(Written exercise):
Please print all of the material below, word for word.

(Source records):
* * * *
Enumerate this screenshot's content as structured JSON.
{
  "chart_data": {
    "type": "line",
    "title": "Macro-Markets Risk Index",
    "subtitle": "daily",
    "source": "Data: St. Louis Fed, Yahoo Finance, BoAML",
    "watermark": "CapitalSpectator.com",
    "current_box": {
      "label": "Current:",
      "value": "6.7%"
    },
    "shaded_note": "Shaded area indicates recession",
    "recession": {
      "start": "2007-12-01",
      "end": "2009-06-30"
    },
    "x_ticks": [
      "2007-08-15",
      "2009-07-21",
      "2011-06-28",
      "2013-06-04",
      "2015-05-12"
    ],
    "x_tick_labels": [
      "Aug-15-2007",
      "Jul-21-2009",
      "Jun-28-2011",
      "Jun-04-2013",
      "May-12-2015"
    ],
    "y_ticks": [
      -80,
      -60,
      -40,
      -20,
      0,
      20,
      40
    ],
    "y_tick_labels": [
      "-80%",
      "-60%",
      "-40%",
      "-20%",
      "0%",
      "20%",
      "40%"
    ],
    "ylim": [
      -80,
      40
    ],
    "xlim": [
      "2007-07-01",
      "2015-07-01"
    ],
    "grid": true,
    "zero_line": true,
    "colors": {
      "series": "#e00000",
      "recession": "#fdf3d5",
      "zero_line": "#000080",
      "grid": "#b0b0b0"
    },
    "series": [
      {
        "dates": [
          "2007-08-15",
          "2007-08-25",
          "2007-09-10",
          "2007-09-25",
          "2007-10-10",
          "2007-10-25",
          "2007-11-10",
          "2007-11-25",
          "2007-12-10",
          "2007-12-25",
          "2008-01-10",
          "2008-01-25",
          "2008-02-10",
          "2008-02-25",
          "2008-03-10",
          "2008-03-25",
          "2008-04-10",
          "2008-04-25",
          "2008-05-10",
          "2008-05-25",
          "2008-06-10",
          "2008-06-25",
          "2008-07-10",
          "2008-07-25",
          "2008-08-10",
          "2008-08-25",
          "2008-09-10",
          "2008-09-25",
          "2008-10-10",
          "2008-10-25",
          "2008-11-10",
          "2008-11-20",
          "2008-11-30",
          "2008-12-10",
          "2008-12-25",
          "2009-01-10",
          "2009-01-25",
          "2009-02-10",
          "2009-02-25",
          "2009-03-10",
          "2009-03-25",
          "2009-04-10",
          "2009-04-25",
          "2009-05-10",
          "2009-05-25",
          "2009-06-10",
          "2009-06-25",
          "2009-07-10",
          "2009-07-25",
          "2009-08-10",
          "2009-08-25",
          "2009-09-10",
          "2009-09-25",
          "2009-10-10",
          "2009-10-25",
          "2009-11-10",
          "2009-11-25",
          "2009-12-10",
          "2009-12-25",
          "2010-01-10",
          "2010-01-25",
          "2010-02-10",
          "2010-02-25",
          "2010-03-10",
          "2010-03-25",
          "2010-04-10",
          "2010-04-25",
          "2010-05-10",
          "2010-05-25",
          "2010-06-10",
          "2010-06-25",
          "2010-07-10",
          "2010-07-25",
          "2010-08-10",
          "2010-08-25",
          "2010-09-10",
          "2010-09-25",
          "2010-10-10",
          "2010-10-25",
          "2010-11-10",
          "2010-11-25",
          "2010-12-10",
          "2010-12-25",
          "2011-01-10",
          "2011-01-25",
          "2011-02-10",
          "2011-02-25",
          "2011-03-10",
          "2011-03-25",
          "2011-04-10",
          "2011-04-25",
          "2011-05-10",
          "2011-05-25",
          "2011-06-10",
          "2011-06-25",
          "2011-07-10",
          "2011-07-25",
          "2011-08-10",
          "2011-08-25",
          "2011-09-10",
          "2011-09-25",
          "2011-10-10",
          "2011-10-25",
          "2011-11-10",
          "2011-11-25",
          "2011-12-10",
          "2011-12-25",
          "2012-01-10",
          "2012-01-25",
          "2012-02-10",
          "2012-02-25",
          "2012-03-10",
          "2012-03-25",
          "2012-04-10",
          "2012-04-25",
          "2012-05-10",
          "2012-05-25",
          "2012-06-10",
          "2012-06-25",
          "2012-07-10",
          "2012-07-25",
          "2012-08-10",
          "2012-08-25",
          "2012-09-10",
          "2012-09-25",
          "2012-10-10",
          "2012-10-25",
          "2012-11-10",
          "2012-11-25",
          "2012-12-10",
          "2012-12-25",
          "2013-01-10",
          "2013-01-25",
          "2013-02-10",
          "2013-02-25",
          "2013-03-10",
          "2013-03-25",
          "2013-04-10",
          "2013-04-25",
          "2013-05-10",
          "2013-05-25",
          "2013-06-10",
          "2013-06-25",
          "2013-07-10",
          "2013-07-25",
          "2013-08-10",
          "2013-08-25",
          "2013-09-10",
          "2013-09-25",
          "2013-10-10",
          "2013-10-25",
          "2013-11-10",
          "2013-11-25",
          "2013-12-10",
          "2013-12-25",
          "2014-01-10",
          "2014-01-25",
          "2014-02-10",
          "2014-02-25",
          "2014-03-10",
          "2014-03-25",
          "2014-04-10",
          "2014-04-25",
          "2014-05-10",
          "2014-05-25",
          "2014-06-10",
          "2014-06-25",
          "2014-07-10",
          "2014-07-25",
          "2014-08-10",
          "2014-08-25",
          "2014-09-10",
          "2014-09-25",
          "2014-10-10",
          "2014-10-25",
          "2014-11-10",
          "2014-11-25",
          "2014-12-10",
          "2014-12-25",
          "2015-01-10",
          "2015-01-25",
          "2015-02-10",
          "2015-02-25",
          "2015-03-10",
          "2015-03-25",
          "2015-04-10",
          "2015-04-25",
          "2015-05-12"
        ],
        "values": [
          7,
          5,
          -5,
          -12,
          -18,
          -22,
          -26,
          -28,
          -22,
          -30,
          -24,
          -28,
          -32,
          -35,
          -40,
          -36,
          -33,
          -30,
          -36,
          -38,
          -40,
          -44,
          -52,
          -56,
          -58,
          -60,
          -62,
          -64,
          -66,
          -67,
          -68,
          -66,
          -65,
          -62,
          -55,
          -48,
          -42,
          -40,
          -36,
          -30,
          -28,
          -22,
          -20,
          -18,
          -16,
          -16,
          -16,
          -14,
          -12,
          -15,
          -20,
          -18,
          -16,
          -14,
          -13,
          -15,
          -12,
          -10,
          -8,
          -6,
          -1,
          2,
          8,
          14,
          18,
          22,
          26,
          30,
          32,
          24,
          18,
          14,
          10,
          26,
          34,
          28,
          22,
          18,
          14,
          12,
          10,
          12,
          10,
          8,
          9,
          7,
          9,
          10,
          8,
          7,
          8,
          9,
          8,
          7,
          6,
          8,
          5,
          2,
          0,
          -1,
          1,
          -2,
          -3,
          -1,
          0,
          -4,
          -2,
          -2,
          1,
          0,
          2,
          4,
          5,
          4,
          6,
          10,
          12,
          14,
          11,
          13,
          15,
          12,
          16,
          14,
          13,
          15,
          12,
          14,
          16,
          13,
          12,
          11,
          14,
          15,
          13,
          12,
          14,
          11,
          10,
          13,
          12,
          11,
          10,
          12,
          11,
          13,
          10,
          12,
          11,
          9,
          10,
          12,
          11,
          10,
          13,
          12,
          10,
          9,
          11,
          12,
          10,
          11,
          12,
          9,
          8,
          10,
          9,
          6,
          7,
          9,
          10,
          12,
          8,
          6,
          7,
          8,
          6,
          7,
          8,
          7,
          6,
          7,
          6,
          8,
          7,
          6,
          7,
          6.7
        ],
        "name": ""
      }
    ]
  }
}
* * * *
(Result):
Enumerate this screenshot's content as structured JSON.
{
  "chart_data": {
    "type": "line",
    "title": "Macro-Markets Risk Index",
    "subtitle": "daily",
    "source": "Data: St. Louis Fed, Yahoo Finance, BoAML",
    "watermark": "CapitalSpectator.com",
    "current_box": {
      "label": "Current:",
      "value": "6.7%"
    },
    "shaded_note": "Shaded area indicates recession",
    "recession": {
      "start": "2007-12-01",
      "end": "2009-06-30"
    },
    "x_ticks": [
      "2007-08-15",
      "2009-07-21",
      "2011-06-28",
      "2013-06-04",
      "2015-05-12"
    ],
    "x_tick_labels": [
      "Aug-15-2007",
      "Jul-21-2009",
      "Jun-28-2011",
      "Jun-04-2013",
      "May-12-2015"
    ],
    "y_ticks": [
      -80,
      -60,
      -40,
      -20,
      0,
      20,
      40
    ],
    "y_tick_labels": [
      "-80%",
      "-60%",
      "-40%",
      "-20%",
      "0%",
      "20%",
      "40%"
    ],
    "ylim": [
      -80,
      40
    ],
    "xlim": [
      "2007-07-01",
      "2015-07-01"
    ],
    "grid": true,
    "zero_line": true,
    "colors": {
      "series": "#e00000",
      "recession": "#fdf3d5",
      "zero_line": "#000080",
      "grid": "#b0b0b0"
    },
    "series": [
      {
        "dates": [
          "2007-08-15",
          "2007-08-25",
          "2007-09-10",
          "2007-09-25",
          "2007-10-10",
          "2007-10-25",
          "2007-11-10",
          "2007-11-25",
          "2007-12-10",
          "2007-12-25",
          "2008-01-10",
          "2008-01-25",
          "2008-02-10",
          "2008-02-25",
          "2008-03-10",
          "2008-03-25",
          "2008-04-10",
          "2008-04-25",
          "2008-05-10",
          "2008-05-25",
          "2008-06-10",
          "2008-06-25",
          "2008-07-10",
          "2008-07-25",
          "2008-08-10",
          "2008-08-25",
          "2008-09-10",
          "2008-09-25",
          "2008-10-10",
          "2008-10-25",
          "2008-11-10",
          "2008-11-20",
          "2008-11-30",
          "2008-12-10",
          "2008-12-25",
          "2009-01-10",
          "2009-01-25",
          "2009-02-10",
          "2009-02-25",
          "2009-03-10",
          "2009-03-25",
          "2009-04-10",
          "2009-04-25",
          "2009-05-10",
          "2009-05-25",
          "2009-06-10",
          "2009-06-25",
          "2009-07-10",
          "2009-07-25",
          "2009-08-10",
          "2009-08-25",
          "2009-09-10",
          "2009-09-25",
          "2009-10-10",
          "2009-10-25",
          "2009-11-10",
          "2009-11-25",
          "2009-12-10",
          "2009-12-25",
          "2010-01-10",
          "2010-01-25",
          "2010-02-10",
          "2010-02-25",
          "2010-03-10",
          "2010-03-25",
          "2010-04-10",
          "2010-04-25",
          "2010-05-10",
          "2010-05-25",
          "2010-06-10",
          "2010-06-25",
          "2010-07-10",
          "2010-07-25",
          "2010-08-10",
          "2010-08-25",
          "2010-09-10",
          "2010-09-25",
          "2010-10-10",
          "2010-10-25",
          "2010-11-10",
          "2010-11-25",
          "2010-12-10",
          "2010-12-25",
          "2011-01-10",
          "2011-01-25",
          "2011-02-10",
          "2011-02-25",
          "2011-03-10",
          "2011-03-25",
          "2011-04-10",
          "2011-04-25",
          "2011-05-10",
          "2011-05-25",
          "2011-06-10",
          "2011-06-25",
          "2011-07-10",
          "2011-07-25",
          "2011-08-10",
          "2011-08-25",
          "2011-09-10",
          "2011-09-25",
          "2011-10-10",
          "2011-10-25",
          "2011-11-10",
          "2011-11-25",
          "2011-12-10",
          "2011-12-25",
          "2012-01-10",
          "2012-01-25",
          "2012-02-10",
          "2012-02-25",
          "2012-03-10",
          "2012-03-25",
          "2012-04-10",
          "2012-04-25",
          "2012-05-10",
          "2012-05-25",
          "2012-06-10",
          "2012-06-25",
          "2012-07-10",
          "2012-07-25",
          "2012-08-10",
          "2012-08-25",
          "2012-09-10",
          "2012-09-25",
          "2012-10-10",
          "2012-10-25",
          "2012-11-10",
          "2012-11-25",
          "2012-12-10",
          "2012-12-25",
          "2013-01-10",
          "2013-01-25",
          "2013-02-10",
          "2013-02-25",
          "2013-03-10",
          "2013-03-25",
          "2013-04-10",
          "2013-04-25",
          "2013-05-10",
          "2013-05-25",
          "2013-06-10",
          "2013-06-25",
          "2013-07-10",
          "2013-07-25",
          "2013-08-10",
          "2013-08-25",
          "2013-09-10",
          "2013-09-25",
          "2013-10-10",
          "2013-10-25",
          "2013-11-10",
          "2013-11-25",
          "2013-12-10",
          "2013-12-25",
          "2014-01-10",
          "2014-01-25",
          "2014-02-10",
          "2014-02-25",
          "2014-03-10",
          "2014-03-25",
          "2014-04-10",
          "2014-04-25",
          "2014-05-10",
          "2014-05-25",
          "2014-06-10",
          "2014-06-25",
          "2014-07-10",
          "2014-07-25",
          "2014-08-10",
          "2014-08-25",
          "2014-09-10",
          "2014-09-25",
          "2014-10-10",
          "2014-10-25",
          "2014-11-10",
          "2014-11-25",
          "2014-12-10",
          "2014-12-25",
          "2015-01-10",
          "2015-01-25",
          "2015-02-10",
          "2015-02-25",
          "2015-03-10",
          "2015-03-25",
          "2015-04-10",
          "2015-04-25",
          "2015-05-12"
        ],
        "values": [
          7,
          5,
          -5,
          -12,
          -18,
          -22,
          -26,
          -28,
          -22,
          -30,
          -24,
          -28,
          -32,
          -35,
          -40,
          -36,
          -33,
          -30,
          -36,
          -38,
          -40,
          -44,
          -52,
          -56,
          -58,
          -60,
          -62,
          -64,
          -66,
          -67,
          -68,
          -66,
          -65,
          -62,
          -55,
          -48,
          -42,
          -40,
          -36,
          -30,
          -28,
          -22,
          -20,
          -18,
          -16,
          -16,
          -16,
          -14,
          -12,
          -15,
          -20,
          -18,
          -16,
          -14,
          -13,
          -15,
          -12,
          -10,
          -8,
          -6,
          -1,
          2,
          8,
          14,
          18,
          22,
          26,
          30,
          32,
          24,
          18,
          14,
          10,
          26,
          34,
          28,
          22,
          18,
          14,
          12,
          10,
          12,
          10,
          8,
          9,
          7,
          9,
          10,
          8,
          7,
          8,
          9,
          8,
          7,
          6,
          8,
          5,
          2,
          0,
          -1,
          1,
          -2,
          -3,
          -1,
          0,
          -4,
          -2,
          -2,
          1,
          0,
          2,
          4,
          5,
          4,
          6,
          10,
          12,
          14,
          11,
          13,
          15,
          12,
          16,
          14,
          13,
          15,
          12,
          14,
          16,
          13,
          12,
          11,
          14,
          15,
          13,
          12,
          14,
          11,
          10,
          13,
          12,
          11,
          10,
          12,
          11,
          13,
          10,
          12,
          11,
          9,
          10,
          12,
          11,
          10,
          13,
          12,
          10,
          9,
          11,
          12,
          10,
          11,
          12,
          9,
          8,
          10,
          9,
          6,
          7,
          9,
          10,
          12,
          8,
          6,
          7,
          8,
          6,
          7,
          8,
          7,
          6,
          7,
          6,
          8,
          7,
          6,
          7,
          6.7
        ],
        "name": ""
      }
    ]
  }
}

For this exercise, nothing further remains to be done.